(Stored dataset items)
-------------------------

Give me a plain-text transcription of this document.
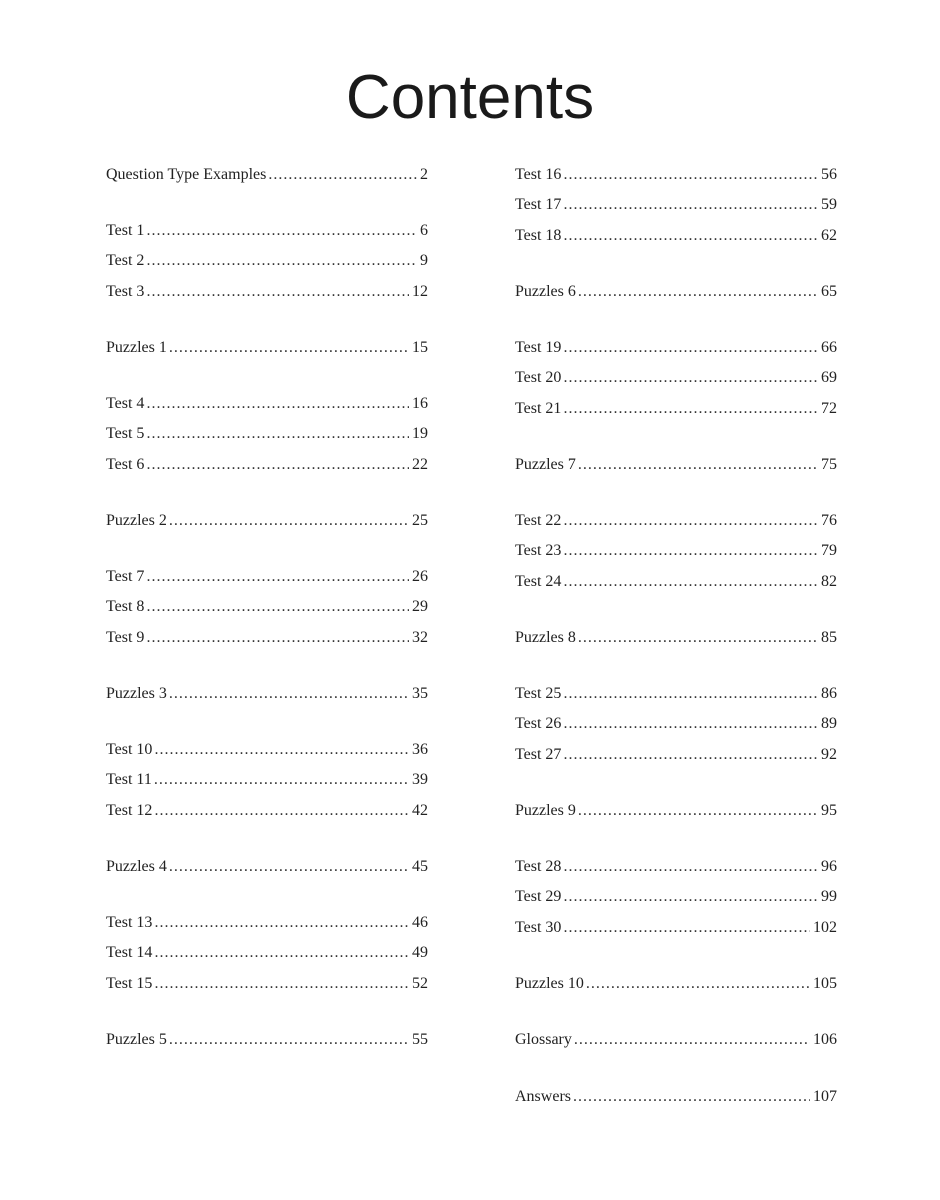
Contents
Question Type Examples .....	2
Test 1 .....	6
Test 2 .....	9
Test 3 .....	12
Puzzles 1 .....	15
Test 4 .....	16
Test 5 .....	19
Test 6 .....	22
Puzzles 2 .....	25
Test 7 .....	26
Test 8 .....	29
Test 9 .....	32
Puzzles 3 .....	35
Test 10 .....	36
Test 11 .....	39
Test 12 .....	42
Puzzles 4 .....	45
Test 13 .....	46
Test 14 .....	49
Test 15 .....	52
Puzzles 5 .....	55
Test 16 .....	56
Test 17 .....	59
Test 18 .....	62
Puzzles 6 .....	65
Test 19 .....	66
Test 20 .....	69
Test 21 .....	72
Puzzles 7 .....	75
Test 22 .....	76
Test 23 .....	79
Test 24 .....	82
Puzzles 8 .....	85
Test 25 .....	86
Test 26 .....	89
Test 27 .....	92
Puzzles 9 .....	95
Test 28 .....	96
Test 29 .....	99
Test 30 .....	102
Puzzles 10 .....	105
Glossary .....	106
Answers .....	107
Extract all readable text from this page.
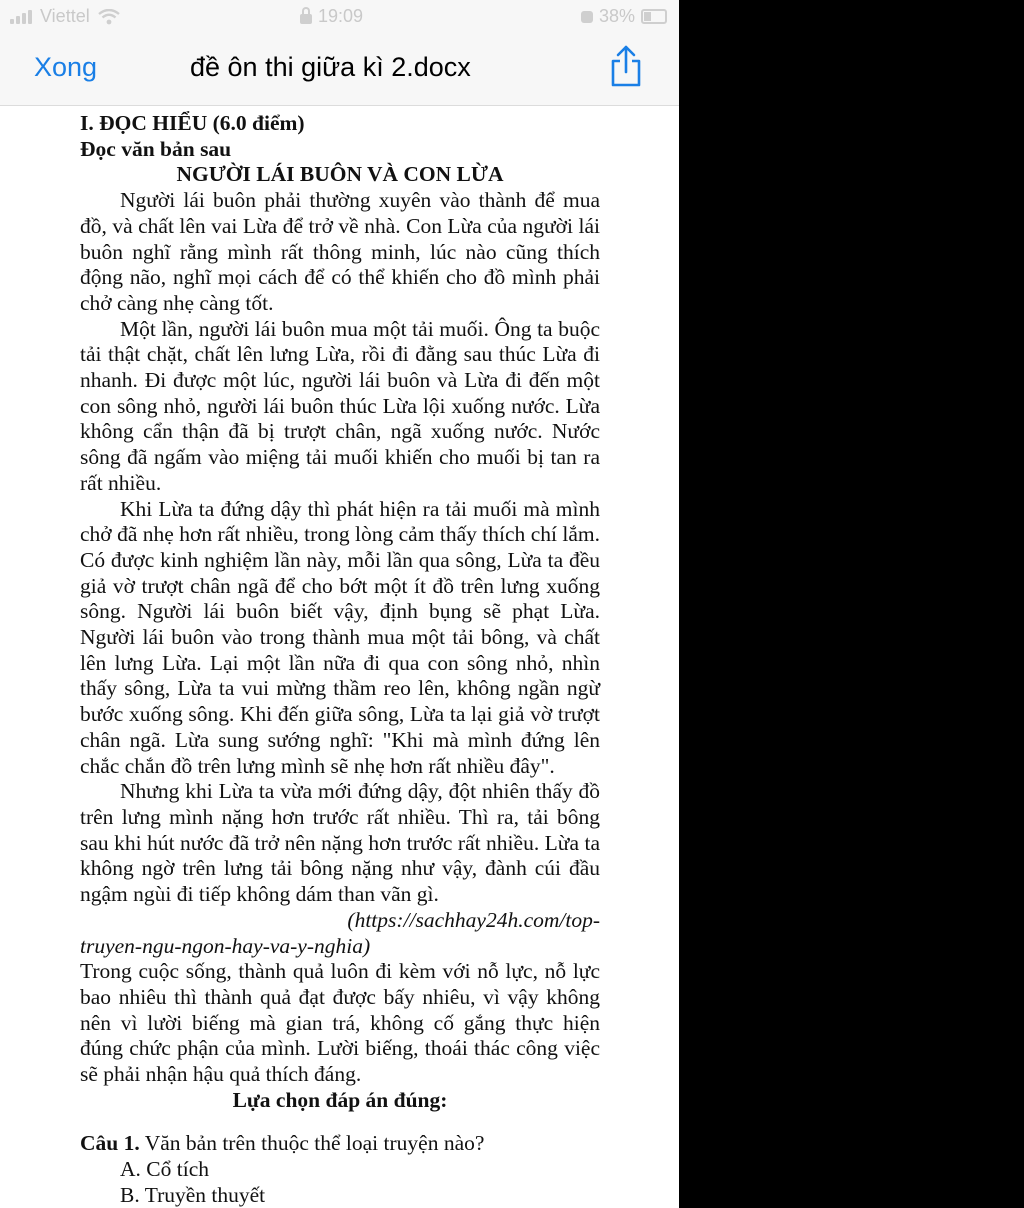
Viettel	19:09	38%
Xong	đề ôn thi giữa kì 2.docx

I. ĐỌC HIỂU (6.0 điểm)

Đọc văn bản sau

NGƯỜI LÁI BUÔN VÀ CON LỪA

Người lái buôn phải thường xuyên vào thành để mua đồ, và chất lên vai Lừa để trở về nhà. Con Lừa của người lái buôn nghĩ rằng mình rất thông minh, lúc nào cũng thích động não, nghĩ mọi cách để có thể khiến cho đồ mình phải chở càng nhẹ càng tốt.

Một lần, người lái buôn mua một tải muối. Ông ta buộc tải thật chặt, chất lên lưng Lừa, rồi đi đằng sau thúc Lừa đi nhanh. Đi được một lúc, người lái buôn và Lừa đi đến một con sông nhỏ, người lái buôn thúc Lừa lội xuống nước. Lừa không cẩn thận đã bị trượt chân, ngã xuống nước. Nước sông đã ngấm vào miệng tải muối khiến cho muối bị tan ra rất nhiều.

Khi Lừa ta đứng dậy thì phát hiện ra tải muối mà mình chở đã nhẹ hơn rất nhiều, trong lòng cảm thấy thích chí lắm. Có được kinh nghiệm lần này, mỗi lần qua sông, Lừa ta đều giả vờ trượt chân ngã để cho bớt một ít đồ trên lưng xuống sông. Người lái buôn biết vậy, định bụng sẽ phạt Lừa. Người lái buôn vào trong thành mua một tải bông, và chất lên lưng Lừa. Lại một lần nữa đi qua con sông nhỏ, nhìn thấy sông, Lừa ta vui mừng thầm reo lên, không ngần ngừ bước xuống sông. Khi đến giữa sông, Lừa ta lại giả vờ trượt chân ngã. Lừa sung sướng nghĩ: "Khi mà mình đứng lên chắc chắn đồ trên lưng mình sẽ nhẹ hơn rất nhiều đây".

Nhưng khi Lừa ta vừa mới đứng dậy, đột nhiên thấy đồ trên lưng mình nặng hơn trước rất nhiều. Thì ra, tải bông sau khi hút nước đã trở nên nặng hơn trước rất nhiều. Lừa ta không ngờ trên lưng tải bông nặng như vậy, đành cúi đầu ngậm ngùi đi tiếp không dám than vãn gì.

(https://sachhay24h.com/top-

truyen-ngu-ngon-hay-va-y-nghia)

Trong cuộc sống, thành quả luôn đi kèm với nỗ lực, nỗ lực bao nhiêu thì thành quả đạt được bấy nhiêu, vì vậy không nên vì lười biếng mà gian trá, không cố gắng thực hiện đúng chức phận của mình. Lười biếng, thoái thác công việc sẽ phải nhận hậu quả thích đáng.

Lựa chọn đáp án đúng:

Câu 1. Văn bản trên thuộc thể loại truyện nào?

A. Cổ tích

B. Truyền thuyết
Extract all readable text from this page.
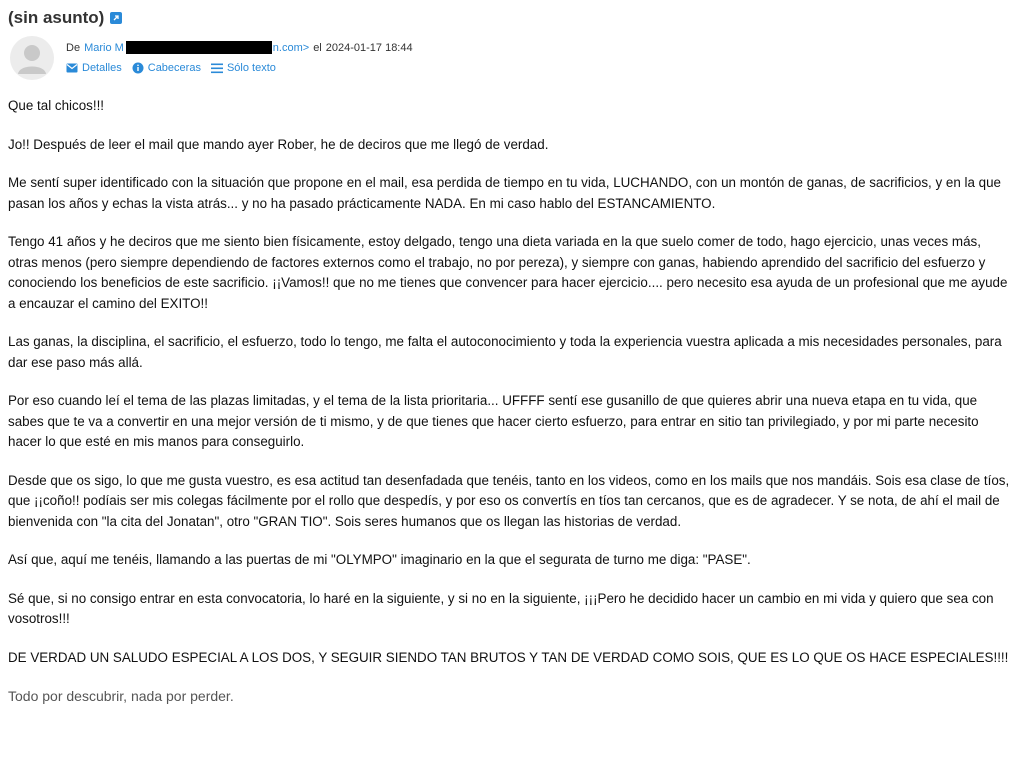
(sin asunto)
De Mario M	n.com> el 2024-01-17 18:44
Detalles Cabeceras Sólo texto

Que tal chicos!!!

Jo!! Después de leer el mail que mando ayer Rober, he de deciros que me llegó de verdad.

Me sentí super identificado con la situación que propone en el mail, esa perdida de tiempo en tu vida, LUCHANDO, con un montón de ganas, de sacrificios, y en la que pasan los años y echas la vista atrás... y no ha pasado prácticamente NADA. En mi caso hablo del ESTANCAMIENTO.

Tengo 41 años y he deciros que me siento bien físicamente, estoy delgado, tengo una dieta variada en la que suelo comer de todo, hago ejercicio, unas veces más, otras menos (pero siempre dependiendo de factores externos como el trabajo, no por pereza), y siempre con ganas, habiendo aprendido del sacrificio del esfuerzo y conociendo los beneficios de este sacrificio. ¡¡Vamos!! que no me tienes que convencer para hacer ejercicio.... pero necesito esa ayuda de un profesional que me ayude a encauzar el camino del EXITO!!

Las ganas, la disciplina, el sacrificio, el esfuerzo, todo lo tengo, me falta el autoconocimiento y toda la experiencia vuestra aplicada a mis necesidades personales, para dar ese paso más allá.

Por eso cuando leí el tema de las plazas limitadas, y el tema de la lista prioritaria... UFFFF sentí ese gusanillo de que quieres abrir una nueva etapa en tu vida, que sabes que te va a convertir en una mejor versión de ti mismo, y de que tienes que hacer cierto esfuerzo, para entrar en sitio tan privilegiado, y por mi parte necesito hacer lo que esté en mis manos para conseguirlo.

Desde que os sigo, lo que me gusta vuestro, es esa actitud tan desenfadada que tenéis, tanto en los videos, como en los mails que nos mandáis. Sois esa clase de tíos, que ¡¡coño!! podíais ser mis colegas fácilmente por el rollo que despedís, y por eso os convertís en tíos tan cercanos, que es de agradecer. Y se nota, de ahí el mail de bienvenida con "la cita del Jonatan", otro "GRAN TIO". Sois seres humanos que os llegan las historias de verdad.

Así que, aquí me tenéis, llamando a las puertas de mi "OLYMPO" imaginario en la que el segurata de turno me diga: "PASE".

Sé que, si no consigo entrar en esta convocatoria, lo haré en la siguiente, y si no en la siguiente, ¡¡¡Pero he decidido hacer un cambio en mi vida y quiero que sea con vosotros!!!

DE VERDAD UN SALUDO ESPECIAL A LOS DOS, Y SEGUIR SIENDO TAN BRUTOS Y TAN DE VERDAD COMO SOIS, QUE ES LO QUE OS HACE ESPECIALES!!!!

Todo por descubrir, nada por perder.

-------------------------

Problem to work on:
Find the word "Puzzles" and list each line it appears in.

Written reply:
Puzzles 1 .....	15
Puzzles 2 .....	25
Puzzles 3 .....	35
Puzzles 4 .....	45
Puzzles 5 .....	55
Puzzles 6 .....	65
Puzzles 7 .....	75
Puzzles 8 .....	85
Puzzles 9 .....	95
Puzzles 10 .....	105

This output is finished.